*** WORKING DATA ***

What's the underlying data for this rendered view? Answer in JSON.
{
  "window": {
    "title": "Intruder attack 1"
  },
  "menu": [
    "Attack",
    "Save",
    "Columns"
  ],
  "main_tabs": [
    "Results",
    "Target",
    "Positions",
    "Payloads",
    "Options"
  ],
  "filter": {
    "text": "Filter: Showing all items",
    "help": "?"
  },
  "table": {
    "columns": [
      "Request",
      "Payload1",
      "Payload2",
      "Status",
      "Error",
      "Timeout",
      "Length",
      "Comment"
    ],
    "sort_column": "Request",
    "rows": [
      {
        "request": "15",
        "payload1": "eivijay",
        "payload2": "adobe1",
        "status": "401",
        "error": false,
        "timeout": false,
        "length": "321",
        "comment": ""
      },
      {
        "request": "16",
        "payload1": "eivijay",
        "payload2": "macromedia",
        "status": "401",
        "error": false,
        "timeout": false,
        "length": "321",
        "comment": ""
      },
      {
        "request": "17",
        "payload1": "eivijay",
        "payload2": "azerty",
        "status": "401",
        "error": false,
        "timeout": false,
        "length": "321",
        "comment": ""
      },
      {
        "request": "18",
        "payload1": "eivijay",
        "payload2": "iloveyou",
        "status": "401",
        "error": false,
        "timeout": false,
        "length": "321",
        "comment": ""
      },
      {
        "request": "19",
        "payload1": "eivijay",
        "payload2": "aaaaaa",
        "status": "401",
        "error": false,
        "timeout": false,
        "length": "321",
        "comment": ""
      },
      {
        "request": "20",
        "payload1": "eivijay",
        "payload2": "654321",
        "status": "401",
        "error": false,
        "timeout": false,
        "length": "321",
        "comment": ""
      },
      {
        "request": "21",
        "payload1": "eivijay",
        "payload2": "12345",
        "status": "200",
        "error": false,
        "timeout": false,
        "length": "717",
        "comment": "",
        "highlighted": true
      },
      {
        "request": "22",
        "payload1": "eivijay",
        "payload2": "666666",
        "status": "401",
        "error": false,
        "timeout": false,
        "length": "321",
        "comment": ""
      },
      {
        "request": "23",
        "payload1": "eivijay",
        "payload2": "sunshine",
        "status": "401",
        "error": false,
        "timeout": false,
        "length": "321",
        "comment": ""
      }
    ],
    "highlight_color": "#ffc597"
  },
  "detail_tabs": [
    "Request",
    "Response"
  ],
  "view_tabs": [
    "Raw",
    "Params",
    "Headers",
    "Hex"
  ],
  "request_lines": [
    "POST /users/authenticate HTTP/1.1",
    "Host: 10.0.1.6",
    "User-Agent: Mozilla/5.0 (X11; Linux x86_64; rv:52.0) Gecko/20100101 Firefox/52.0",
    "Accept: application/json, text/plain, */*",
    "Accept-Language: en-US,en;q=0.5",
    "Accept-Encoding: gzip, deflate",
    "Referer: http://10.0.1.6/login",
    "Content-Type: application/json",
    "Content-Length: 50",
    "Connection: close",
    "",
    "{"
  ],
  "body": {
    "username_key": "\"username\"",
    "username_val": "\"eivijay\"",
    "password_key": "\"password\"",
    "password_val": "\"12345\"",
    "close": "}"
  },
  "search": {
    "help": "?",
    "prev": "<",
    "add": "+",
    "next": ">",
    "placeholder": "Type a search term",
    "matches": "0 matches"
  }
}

***

__PROBLEM DESCRIPTION__
Write down every line of the data exactly as it appears above.

__WORKED SOLUTION__
What's the underlying data for this rendered view? Answer in JSON.
{
  "window": {
    "title": "Intruder attack 1"
  },
  "menu": [
    "Attack",
    "Save",
    "Columns"
  ],
  "main_tabs": [
    "Results",
    "Target",
    "Positions",
    "Payloads",
    "Options"
  ],
  "filter": {
    "text": "Filter: Showing all items",
    "help": "?"
  },
  "table": {
    "columns": [
      "Request",
      "Payload1",
      "Payload2",
      "Status",
      "Error",
      "Timeout",
      "Length",
      "Comment"
    ],
    "sort_column": "Request",
    "rows": [
      {
        "request": "15",
        "payload1": "eivijay",
        "payload2": "adobe1",
        "status": "401",
        "error": false,
        "timeout": false,
        "length": "321",
        "comment": ""
      },
      {
        "request": "16",
        "payload1": "eivijay",
        "payload2": "macromedia",
        "status": "401",
        "error": false,
        "timeout": false,
        "length": "321",
        "comment": ""
      },
      {
        "request": "17",
        "payload1": "eivijay",
        "payload2": "azerty",
        "status": "401",
        "error": false,
        "timeout": false,
        "length": "321",
        "comment": ""
      },
      {
        "request": "18",
        "payload1": "eivijay",
        "payload2": "iloveyou",
        "status": "401",
        "error": false,
        "timeout": false,
        "length": "321",
        "comment": ""
      },
      {
        "request": "19",
        "payload1": "eivijay",
        "payload2": "aaaaaa",
        "status": "401",
        "error": false,
        "timeout": false,
        "length": "321",
        "comment": ""
      },
      {
        "request": "20",
        "payload1": "eivijay",
        "payload2": "654321",
        "status": "401",
        "error": false,
        "timeout": false,
        "length": "321",
        "comment": ""
      },
      {
        "request": "21",
        "payload1": "eivijay",
        "payload2": "12345",
        "status": "200",
        "error": false,
        "timeout": false,
        "length": "717",
        "comment": "",
        "highlighted": true
      },
      {
        "request": "22",
        "payload1": "eivijay",
        "payload2": "666666",
        "status": "401",
        "error": false,
        "timeout": false,
        "length": "321",
        "comment": ""
      },
      {
        "request": "23",
        "payload1": "eivijay",
        "payload2": "sunshine",
        "status": "401",
        "error": false,
        "timeout": false,
        "length": "321",
        "comment": ""
      }
    ],
    "highlight_color": "#ffc597"
  },
  "detail_tabs": [
    "Request",
    "Response"
  ],
  "view_tabs": [
    "Raw",
    "Params",
    "Headers",
    "Hex"
  ],
  "request_lines": [
    "POST /users/authenticate HTTP/1.1",
    "Host: 10.0.1.6",
    "User-Agent: Mozilla/5.0 (X11; Linux x86_64; rv:52.0) Gecko/20100101 Firefox/52.0",
    "Accept: application/json, text/plain, */*",
    "Accept-Language: en-US,en;q=0.5",
    "Accept-Encoding: gzip, deflate",
    "Referer: http://10.0.1.6/login",
    "Content-Type: application/json",
    "Content-Length: 50",
    "Connection: close",
    "",
    "{"
  ],
  "body": {
    "username_key": "\"username\"",
    "username_val": "\"eivijay\"",
    "password_key": "\"password\"",
    "password_val": "\"12345\"",
    "close": "}"
  },
  "search": {
    "help": "?",
    "prev": "<",
    "add": "+",
    "next": ">",
    "placeholder": "Type a search term",
    "matches": "0 matches"
  }
}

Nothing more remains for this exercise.